▶ **Direction**: List the lines of this listing that hold the word "name".

▶ **Raw data**:
·····

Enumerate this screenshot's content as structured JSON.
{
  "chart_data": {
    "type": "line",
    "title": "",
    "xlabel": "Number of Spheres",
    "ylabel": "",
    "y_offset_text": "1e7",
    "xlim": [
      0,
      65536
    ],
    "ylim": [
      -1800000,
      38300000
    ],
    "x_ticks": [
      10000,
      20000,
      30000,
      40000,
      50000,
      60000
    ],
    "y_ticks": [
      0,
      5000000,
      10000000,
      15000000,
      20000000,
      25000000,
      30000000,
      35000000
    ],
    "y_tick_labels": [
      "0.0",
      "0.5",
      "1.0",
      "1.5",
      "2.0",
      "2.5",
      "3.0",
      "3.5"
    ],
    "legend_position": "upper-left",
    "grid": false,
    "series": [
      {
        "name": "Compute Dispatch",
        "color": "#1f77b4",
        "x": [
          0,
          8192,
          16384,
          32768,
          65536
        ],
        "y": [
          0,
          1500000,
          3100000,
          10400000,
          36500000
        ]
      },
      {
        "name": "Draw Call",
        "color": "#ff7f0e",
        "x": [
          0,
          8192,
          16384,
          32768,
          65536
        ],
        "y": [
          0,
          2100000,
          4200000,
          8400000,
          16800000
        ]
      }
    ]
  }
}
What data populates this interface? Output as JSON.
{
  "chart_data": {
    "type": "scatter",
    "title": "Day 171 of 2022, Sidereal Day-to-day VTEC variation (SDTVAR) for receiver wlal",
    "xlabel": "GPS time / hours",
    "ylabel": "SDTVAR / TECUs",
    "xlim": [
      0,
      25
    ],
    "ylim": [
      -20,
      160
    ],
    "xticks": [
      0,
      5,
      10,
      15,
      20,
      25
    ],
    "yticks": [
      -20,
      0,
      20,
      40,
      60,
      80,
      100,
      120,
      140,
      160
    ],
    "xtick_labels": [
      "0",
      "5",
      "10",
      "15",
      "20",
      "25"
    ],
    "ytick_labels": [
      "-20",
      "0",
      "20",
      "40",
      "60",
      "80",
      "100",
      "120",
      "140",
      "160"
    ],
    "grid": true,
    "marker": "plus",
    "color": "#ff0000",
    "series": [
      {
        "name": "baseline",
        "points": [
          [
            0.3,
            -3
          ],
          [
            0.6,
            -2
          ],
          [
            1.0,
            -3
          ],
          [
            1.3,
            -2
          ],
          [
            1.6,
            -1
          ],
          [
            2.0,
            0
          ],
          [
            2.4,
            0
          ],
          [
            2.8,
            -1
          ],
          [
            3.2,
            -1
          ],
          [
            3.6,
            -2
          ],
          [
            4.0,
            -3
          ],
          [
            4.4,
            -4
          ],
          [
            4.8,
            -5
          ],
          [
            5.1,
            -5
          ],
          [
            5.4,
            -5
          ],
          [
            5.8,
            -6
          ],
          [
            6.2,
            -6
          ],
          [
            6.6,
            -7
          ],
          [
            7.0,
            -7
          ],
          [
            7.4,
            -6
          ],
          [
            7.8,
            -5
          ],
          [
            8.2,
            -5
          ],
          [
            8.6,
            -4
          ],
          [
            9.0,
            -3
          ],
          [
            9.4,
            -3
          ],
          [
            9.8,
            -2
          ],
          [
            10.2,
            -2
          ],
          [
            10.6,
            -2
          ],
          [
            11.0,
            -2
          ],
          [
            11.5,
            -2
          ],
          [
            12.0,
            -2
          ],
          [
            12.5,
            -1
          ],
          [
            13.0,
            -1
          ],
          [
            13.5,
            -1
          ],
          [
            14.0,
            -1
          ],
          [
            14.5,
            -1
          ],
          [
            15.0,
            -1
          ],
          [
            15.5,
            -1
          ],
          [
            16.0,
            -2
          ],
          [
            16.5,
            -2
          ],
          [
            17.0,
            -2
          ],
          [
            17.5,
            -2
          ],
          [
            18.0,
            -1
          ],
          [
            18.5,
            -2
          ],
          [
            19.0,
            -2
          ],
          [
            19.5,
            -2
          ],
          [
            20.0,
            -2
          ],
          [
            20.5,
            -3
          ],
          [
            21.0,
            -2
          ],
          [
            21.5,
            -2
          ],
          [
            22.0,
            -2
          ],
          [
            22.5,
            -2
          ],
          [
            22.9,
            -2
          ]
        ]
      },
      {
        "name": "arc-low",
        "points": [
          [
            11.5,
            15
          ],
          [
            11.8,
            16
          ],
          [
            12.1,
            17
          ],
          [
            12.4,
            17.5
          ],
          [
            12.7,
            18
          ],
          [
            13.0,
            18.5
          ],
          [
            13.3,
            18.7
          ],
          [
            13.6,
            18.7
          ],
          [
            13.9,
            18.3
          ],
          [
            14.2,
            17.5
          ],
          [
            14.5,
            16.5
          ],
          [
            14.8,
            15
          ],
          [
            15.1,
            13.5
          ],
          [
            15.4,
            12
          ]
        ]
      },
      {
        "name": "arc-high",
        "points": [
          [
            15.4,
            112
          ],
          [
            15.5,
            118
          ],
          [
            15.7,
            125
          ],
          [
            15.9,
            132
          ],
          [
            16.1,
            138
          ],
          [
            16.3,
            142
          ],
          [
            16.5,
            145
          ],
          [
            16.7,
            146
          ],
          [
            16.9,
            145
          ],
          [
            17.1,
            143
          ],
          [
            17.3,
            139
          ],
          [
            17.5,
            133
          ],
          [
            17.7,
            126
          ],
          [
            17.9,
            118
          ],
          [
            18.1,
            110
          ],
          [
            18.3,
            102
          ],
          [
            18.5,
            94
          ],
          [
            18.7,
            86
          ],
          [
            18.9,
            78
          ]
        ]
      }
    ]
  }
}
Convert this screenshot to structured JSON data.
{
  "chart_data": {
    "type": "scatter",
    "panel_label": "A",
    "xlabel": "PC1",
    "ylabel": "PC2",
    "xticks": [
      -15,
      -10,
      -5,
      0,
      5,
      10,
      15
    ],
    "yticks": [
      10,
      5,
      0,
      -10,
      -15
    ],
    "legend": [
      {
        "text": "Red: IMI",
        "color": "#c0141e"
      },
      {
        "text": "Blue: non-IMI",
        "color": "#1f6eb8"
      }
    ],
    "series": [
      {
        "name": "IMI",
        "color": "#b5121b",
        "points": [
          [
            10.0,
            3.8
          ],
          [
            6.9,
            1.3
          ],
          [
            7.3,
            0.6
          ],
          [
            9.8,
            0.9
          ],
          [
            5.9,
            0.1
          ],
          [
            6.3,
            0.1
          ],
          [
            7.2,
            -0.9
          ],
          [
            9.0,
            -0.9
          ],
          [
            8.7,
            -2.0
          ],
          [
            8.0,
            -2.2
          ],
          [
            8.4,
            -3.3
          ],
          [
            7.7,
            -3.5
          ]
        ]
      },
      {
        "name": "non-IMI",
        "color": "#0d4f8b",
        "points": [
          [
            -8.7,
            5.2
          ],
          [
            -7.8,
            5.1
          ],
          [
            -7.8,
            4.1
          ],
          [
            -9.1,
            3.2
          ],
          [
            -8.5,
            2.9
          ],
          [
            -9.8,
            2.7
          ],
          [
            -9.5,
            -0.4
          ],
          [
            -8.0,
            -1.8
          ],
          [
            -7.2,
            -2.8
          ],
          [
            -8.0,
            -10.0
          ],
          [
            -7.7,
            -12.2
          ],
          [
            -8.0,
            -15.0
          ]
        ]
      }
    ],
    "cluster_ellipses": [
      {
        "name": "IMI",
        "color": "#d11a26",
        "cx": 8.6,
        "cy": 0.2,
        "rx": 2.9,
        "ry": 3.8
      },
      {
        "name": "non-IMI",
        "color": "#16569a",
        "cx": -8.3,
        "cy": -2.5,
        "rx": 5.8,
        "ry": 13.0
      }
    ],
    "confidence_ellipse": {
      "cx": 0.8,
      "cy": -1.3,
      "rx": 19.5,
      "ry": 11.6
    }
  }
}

·····

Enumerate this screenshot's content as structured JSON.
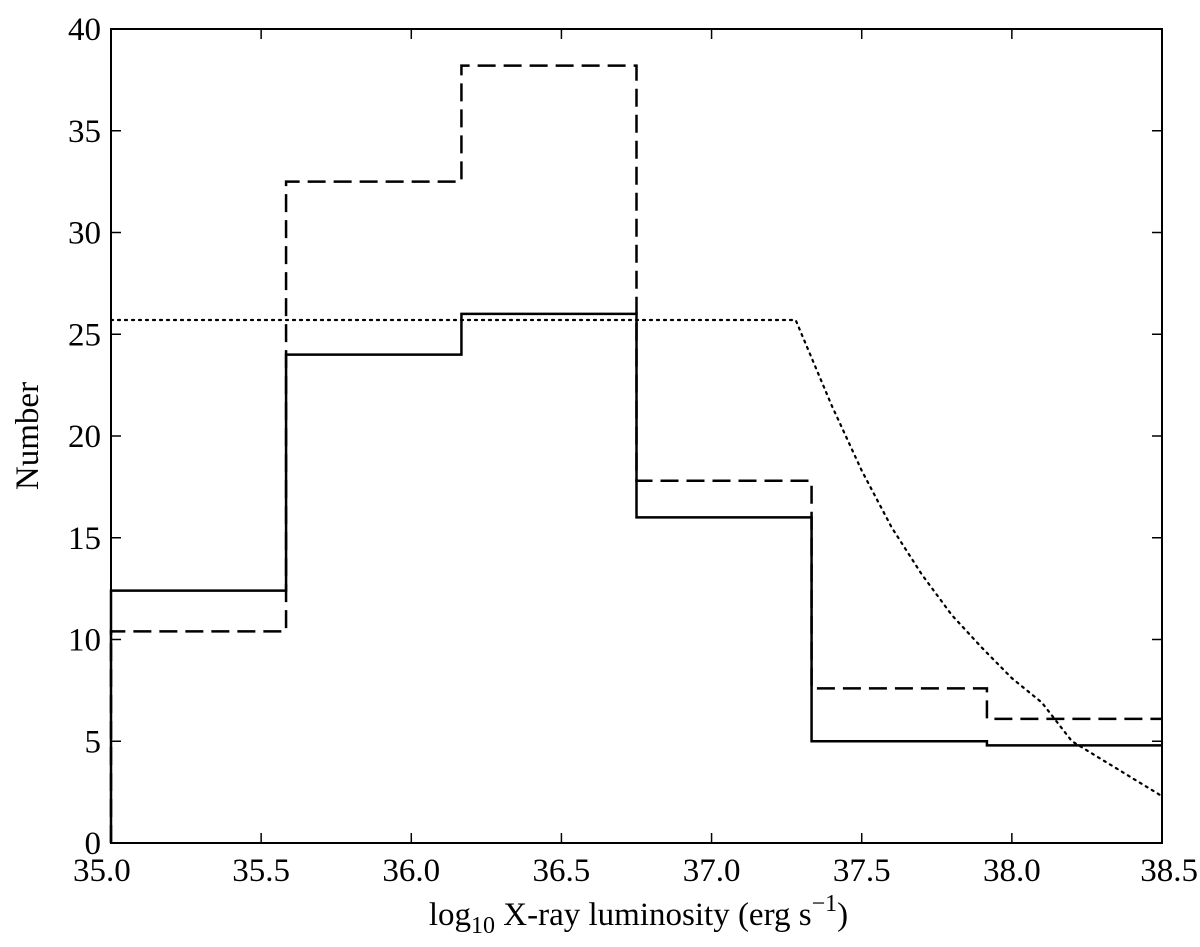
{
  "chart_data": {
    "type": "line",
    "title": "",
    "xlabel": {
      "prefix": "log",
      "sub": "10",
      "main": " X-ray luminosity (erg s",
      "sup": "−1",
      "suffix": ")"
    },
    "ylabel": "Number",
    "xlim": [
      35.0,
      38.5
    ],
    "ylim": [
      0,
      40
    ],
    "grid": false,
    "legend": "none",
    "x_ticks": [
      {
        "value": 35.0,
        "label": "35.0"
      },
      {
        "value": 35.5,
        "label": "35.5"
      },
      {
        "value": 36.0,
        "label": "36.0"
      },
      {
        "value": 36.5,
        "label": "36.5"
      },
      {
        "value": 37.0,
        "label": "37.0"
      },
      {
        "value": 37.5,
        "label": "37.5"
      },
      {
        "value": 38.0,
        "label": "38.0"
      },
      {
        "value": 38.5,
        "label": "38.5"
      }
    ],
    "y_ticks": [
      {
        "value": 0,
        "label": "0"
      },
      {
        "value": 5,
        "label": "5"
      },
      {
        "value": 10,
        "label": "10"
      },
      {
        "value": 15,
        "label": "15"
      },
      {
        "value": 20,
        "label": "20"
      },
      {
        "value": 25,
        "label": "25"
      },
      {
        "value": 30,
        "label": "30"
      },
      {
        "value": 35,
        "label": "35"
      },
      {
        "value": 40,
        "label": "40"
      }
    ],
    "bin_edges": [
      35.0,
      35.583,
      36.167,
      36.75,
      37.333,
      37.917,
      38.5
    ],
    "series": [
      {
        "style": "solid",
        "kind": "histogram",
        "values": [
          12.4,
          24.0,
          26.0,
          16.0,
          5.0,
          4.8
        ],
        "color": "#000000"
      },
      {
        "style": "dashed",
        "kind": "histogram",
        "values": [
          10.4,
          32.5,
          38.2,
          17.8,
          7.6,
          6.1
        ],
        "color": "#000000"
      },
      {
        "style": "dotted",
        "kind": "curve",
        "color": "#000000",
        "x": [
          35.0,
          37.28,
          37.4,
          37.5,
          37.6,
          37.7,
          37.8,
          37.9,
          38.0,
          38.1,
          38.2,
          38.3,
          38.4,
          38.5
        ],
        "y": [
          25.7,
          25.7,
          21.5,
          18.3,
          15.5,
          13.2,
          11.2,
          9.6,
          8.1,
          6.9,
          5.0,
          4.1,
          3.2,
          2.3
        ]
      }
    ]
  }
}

·····

▶ **Expected answer**:
        "name": "Compute Dispatch",
        "name": "Draw Call",
        "name": "baseline",
        "name": "arc-low",
        "name": "arc-high",
        "name": "IMI",
        "name": "non-IMI",
        "name": "IMI",
        "name": "non-IMI",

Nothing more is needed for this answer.